Brief
Images should be left out, and everything else in the listing reproduced exactly.

(Some records)

+ + +

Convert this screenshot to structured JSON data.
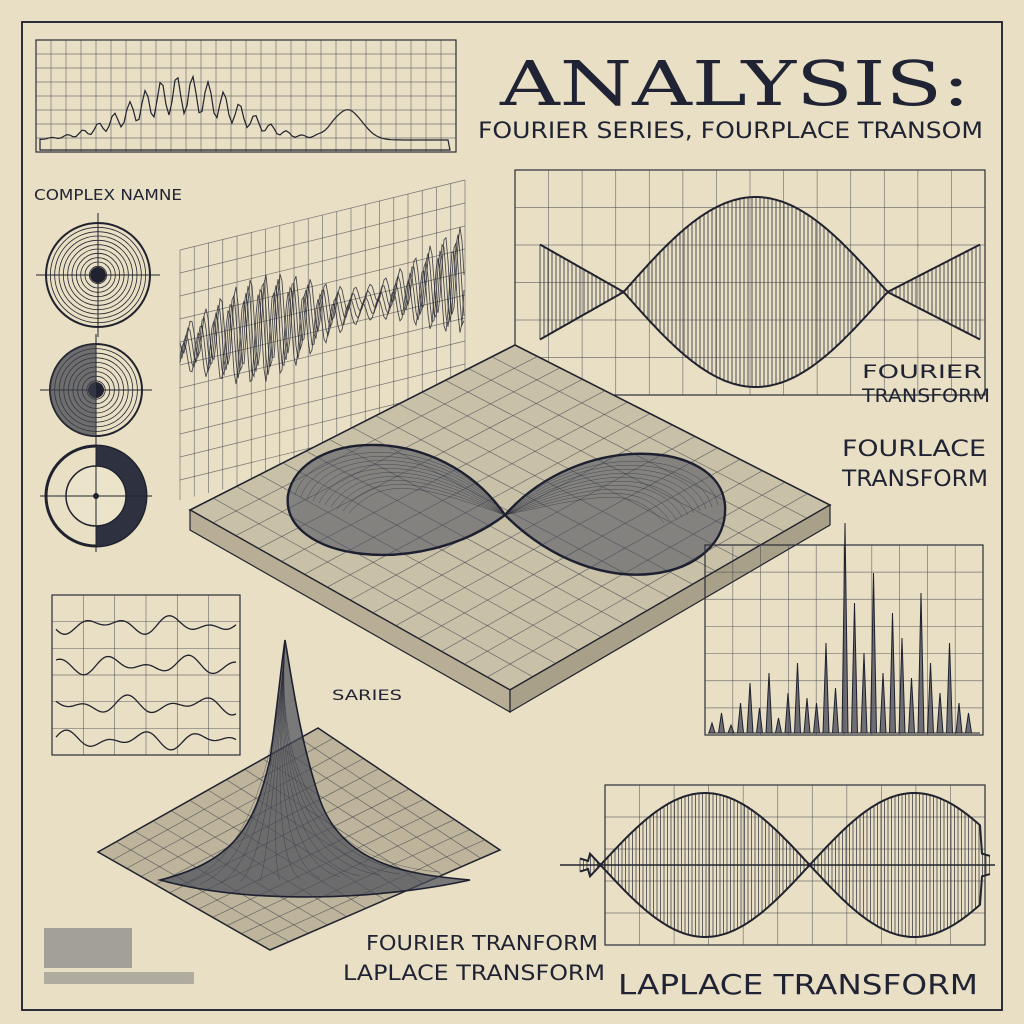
{
  "title": "ANALYSIS:",
  "subtitle": "FOURIER SERIES, FOURPLACE TRANSOM",
  "labels": {
    "complex_name": "COMPLEX NAMNE",
    "fourier_transform_right": "FOURIER TRANSFORM",
    "fourlace_transform": "FOURLACE TRANSFORM",
    "series_small": "SARIES",
    "fourier_tranform_bottom": "FOURIER TRANFORM",
    "laplace_transform_bottom": "LAPLACE TRANSFORM",
    "laplace_transform_corner": "LAPLACE TRANSFORM"
  },
  "colors": {
    "paper": "#e9dfc4",
    "ink": "#20232f",
    "grid": "#3a3d48"
  }
}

+ + +

The solution
Convert this screenshot to structured JSON data.
{
  "title": "ANALYSIS:",
  "subtitle": "FOURIER SERIES, FOURPLACE TRANSOM",
  "labels": {
    "complex_name": "COMPLEX NAMNE",
    "fourier_transform_right": "FOURIER TRANSFORM",
    "fourlace_transform": "FOURLACE TRANSFORM",
    "series_small": "SARIES",
    "fourier_tranform_bottom": "FOURIER TRANFORM",
    "laplace_transform_bottom": "LAPLACE TRANSFORM",
    "laplace_transform_corner": "LAPLACE TRANSFORM"
  },
  "colors": {
    "paper": "#e9dfc4",
    "ink": "#20232f",
    "grid": "#3a3d48"
  }
}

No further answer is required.